Goal = Copy the listing below in full and skip every picture.

The records =
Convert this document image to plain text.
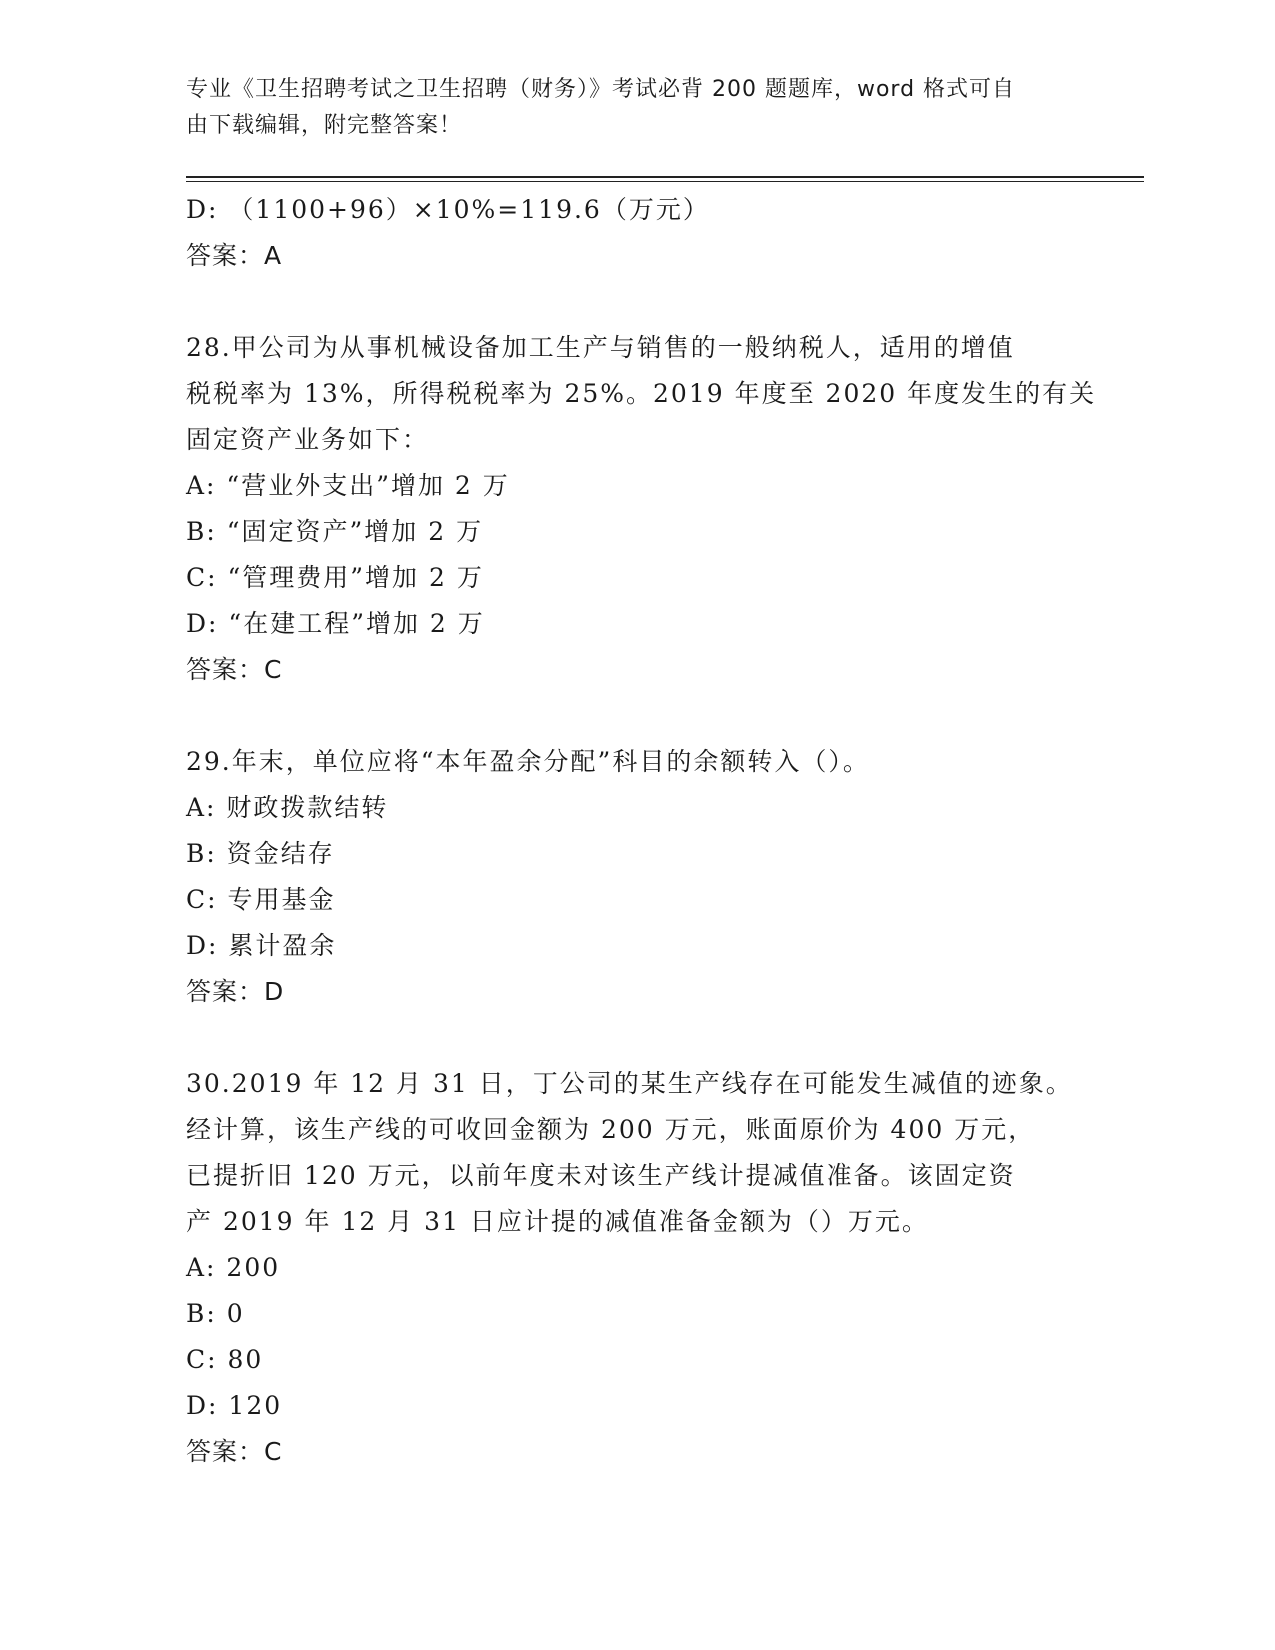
专业《卫生招聘考试之卫生招聘（财务）》考试必背 200 题题库，word 格式可自
由下载编辑，附完整答案！
D: （1100+96）×10%=119.6（万元）
答案：A
28.甲公司为从事机械设备加工生产与销售的一般纳税人，适用的增值
税税率为 13%，所得税税率为 25%。2019 年度至 2020 年度发生的有关
固定资产业务如下：
A: “营业外支出”增加 2 万
B: “固定资产”增加 2 万
C: “管理费用”增加 2 万
D: “在建工程”增加 2 万
答案：C
29.年末，单位应将“本年盈余分配”科目的余额转入（）。
A: 财政拨款结转
B: 资金结存
C: 专用基金
D: 累计盈余
答案：D
30.2019 年 12 月 31 日，丁公司的某生产线存在可能发生减值的迹象。
经计算，该生产线的可收回金额为 200 万元，账面原价为 400 万元，
已提折旧 120 万元，以前年度未对该生产线计提减值准备。该固定资
产 2019 年 12 月 31 日应计提的减值准备金额为（）万元。
A: 200
B: 0
C: 80
D: 120
答案：C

Exercise solution =
Convert this document image to plain text.
专业《卫生招聘考试之卫生招聘（财务）》考试必背 200 题题库，word 格式可自
由下载编辑，附完整答案！
D: （1100+96）×10%=119.6（万元）
答案：A
28.甲公司为从事机械设备加工生产与销售的一般纳税人，适用的增值
税税率为 13%，所得税税率为 25%。2019 年度至 2020 年度发生的有关
固定资产业务如下：
A: “营业外支出”增加 2 万
B: “固定资产”增加 2 万
C: “管理费用”增加 2 万
D: “在建工程”增加 2 万
答案：C
29.年末，单位应将“本年盈余分配”科目的余额转入（）。
A: 财政拨款结转
B: 资金结存
C: 专用基金
D: 累计盈余
答案：D
30.2019 年 12 月 31 日，丁公司的某生产线存在可能发生减值的迹象。
经计算，该生产线的可收回金额为 200 万元，账面原价为 400 万元，
已提折旧 120 万元，以前年度未对该生产线计提减值准备。该固定资
产 2019 年 12 月 31 日应计提的减值准备金额为（）万元。
A: 200
B: 0
C: 80
D: 120
答案：C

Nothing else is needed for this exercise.